* begin RAW RECORDS *
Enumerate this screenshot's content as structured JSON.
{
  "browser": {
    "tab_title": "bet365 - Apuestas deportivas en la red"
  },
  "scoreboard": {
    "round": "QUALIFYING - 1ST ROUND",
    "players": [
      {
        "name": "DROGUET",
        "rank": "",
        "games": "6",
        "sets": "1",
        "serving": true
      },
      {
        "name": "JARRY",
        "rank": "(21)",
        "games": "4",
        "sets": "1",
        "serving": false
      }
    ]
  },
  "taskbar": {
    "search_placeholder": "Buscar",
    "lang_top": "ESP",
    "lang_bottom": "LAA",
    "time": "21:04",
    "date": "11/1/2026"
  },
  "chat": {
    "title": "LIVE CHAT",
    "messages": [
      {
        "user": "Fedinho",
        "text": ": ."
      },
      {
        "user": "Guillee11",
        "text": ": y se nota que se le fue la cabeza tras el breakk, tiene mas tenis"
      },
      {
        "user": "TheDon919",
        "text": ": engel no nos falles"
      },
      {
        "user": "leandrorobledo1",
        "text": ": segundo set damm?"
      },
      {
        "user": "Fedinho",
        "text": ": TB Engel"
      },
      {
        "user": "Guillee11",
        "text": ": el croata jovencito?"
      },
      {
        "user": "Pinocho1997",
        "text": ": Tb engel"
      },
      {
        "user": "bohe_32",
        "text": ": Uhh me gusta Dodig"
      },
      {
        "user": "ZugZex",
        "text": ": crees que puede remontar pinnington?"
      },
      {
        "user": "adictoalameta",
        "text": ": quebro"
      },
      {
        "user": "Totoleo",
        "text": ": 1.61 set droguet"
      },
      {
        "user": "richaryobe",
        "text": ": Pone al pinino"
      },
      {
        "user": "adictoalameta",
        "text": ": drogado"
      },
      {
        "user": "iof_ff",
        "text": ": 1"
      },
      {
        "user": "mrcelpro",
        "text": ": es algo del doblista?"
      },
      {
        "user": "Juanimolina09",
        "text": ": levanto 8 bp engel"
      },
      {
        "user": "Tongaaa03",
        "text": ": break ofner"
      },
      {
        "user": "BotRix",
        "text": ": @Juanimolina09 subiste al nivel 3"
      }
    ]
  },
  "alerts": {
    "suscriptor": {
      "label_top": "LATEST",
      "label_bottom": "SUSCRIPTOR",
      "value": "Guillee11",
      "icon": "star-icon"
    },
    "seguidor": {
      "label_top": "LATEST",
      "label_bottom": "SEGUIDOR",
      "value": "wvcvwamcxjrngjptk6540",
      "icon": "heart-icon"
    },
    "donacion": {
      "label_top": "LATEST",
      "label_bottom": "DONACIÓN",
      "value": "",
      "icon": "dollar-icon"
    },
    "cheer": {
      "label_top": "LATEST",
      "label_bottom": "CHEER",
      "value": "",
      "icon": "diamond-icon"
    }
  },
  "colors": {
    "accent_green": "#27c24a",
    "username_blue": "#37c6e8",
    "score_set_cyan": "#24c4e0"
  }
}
* end RAW RECORDS *
STATED TASK.
The records above must be output exactly, in full.

WORKED SOLUTION.
Enumerate this screenshot's content as structured JSON.
{
  "browser": {
    "tab_title": "bet365 - Apuestas deportivas en la red"
  },
  "scoreboard": {
    "round": "QUALIFYING - 1ST ROUND",
    "players": [
      {
        "name": "DROGUET",
        "rank": "",
        "games": "6",
        "sets": "1",
        "serving": true
      },
      {
        "name": "JARRY",
        "rank": "(21)",
        "games": "4",
        "sets": "1",
        "serving": false
      }
    ]
  },
  "taskbar": {
    "search_placeholder": "Buscar",
    "lang_top": "ESP",
    "lang_bottom": "LAA",
    "time": "21:04",
    "date": "11/1/2026"
  },
  "chat": {
    "title": "LIVE CHAT",
    "messages": [
      {
        "user": "Fedinho",
        "text": ": ."
      },
      {
        "user": "Guillee11",
        "text": ": y se nota que se le fue la cabeza tras el breakk, tiene mas tenis"
      },
      {
        "user": "TheDon919",
        "text": ": engel no nos falles"
      },
      {
        "user": "leandrorobledo1",
        "text": ": segundo set damm?"
      },
      {
        "user": "Fedinho",
        "text": ": TB Engel"
      },
      {
        "user": "Guillee11",
        "text": ": el croata jovencito?"
      },
      {
        "user": "Pinocho1997",
        "text": ": Tb engel"
      },
      {
        "user": "bohe_32",
        "text": ": Uhh me gusta Dodig"
      },
      {
        "user": "ZugZex",
        "text": ": crees que puede remontar pinnington?"
      },
      {
        "user": "adictoalameta",
        "text": ": quebro"
      },
      {
        "user": "Totoleo",
        "text": ": 1.61 set droguet"
      },
      {
        "user": "richaryobe",
        "text": ": Pone al pinino"
      },
      {
        "user": "adictoalameta",
        "text": ": drogado"
      },
      {
        "user": "iof_ff",
        "text": ": 1"
      },
      {
        "user": "mrcelpro",
        "text": ": es algo del doblista?"
      },
      {
        "user": "Juanimolina09",
        "text": ": levanto 8 bp engel"
      },
      {
        "user": "Tongaaa03",
        "text": ": break ofner"
      },
      {
        "user": "BotRix",
        "text": ": @Juanimolina09 subiste al nivel 3"
      }
    ]
  },
  "alerts": {
    "suscriptor": {
      "label_top": "LATEST",
      "label_bottom": "SUSCRIPTOR",
      "value": "Guillee11",
      "icon": "star-icon"
    },
    "seguidor": {
      "label_top": "LATEST",
      "label_bottom": "SEGUIDOR",
      "value": "wvcvwamcxjrngjptk6540",
      "icon": "heart-icon"
    },
    "donacion": {
      "label_top": "LATEST",
      "label_bottom": "DONACIÓN",
      "value": "",
      "icon": "dollar-icon"
    },
    "cheer": {
      "label_top": "LATEST",
      "label_bottom": "CHEER",
      "value": "",
      "icon": "diamond-icon"
    }
  },
  "colors": {
    "accent_green": "#27c24a",
    "username_blue": "#37c6e8",
    "score_set_cyan": "#24c4e0"
  }
}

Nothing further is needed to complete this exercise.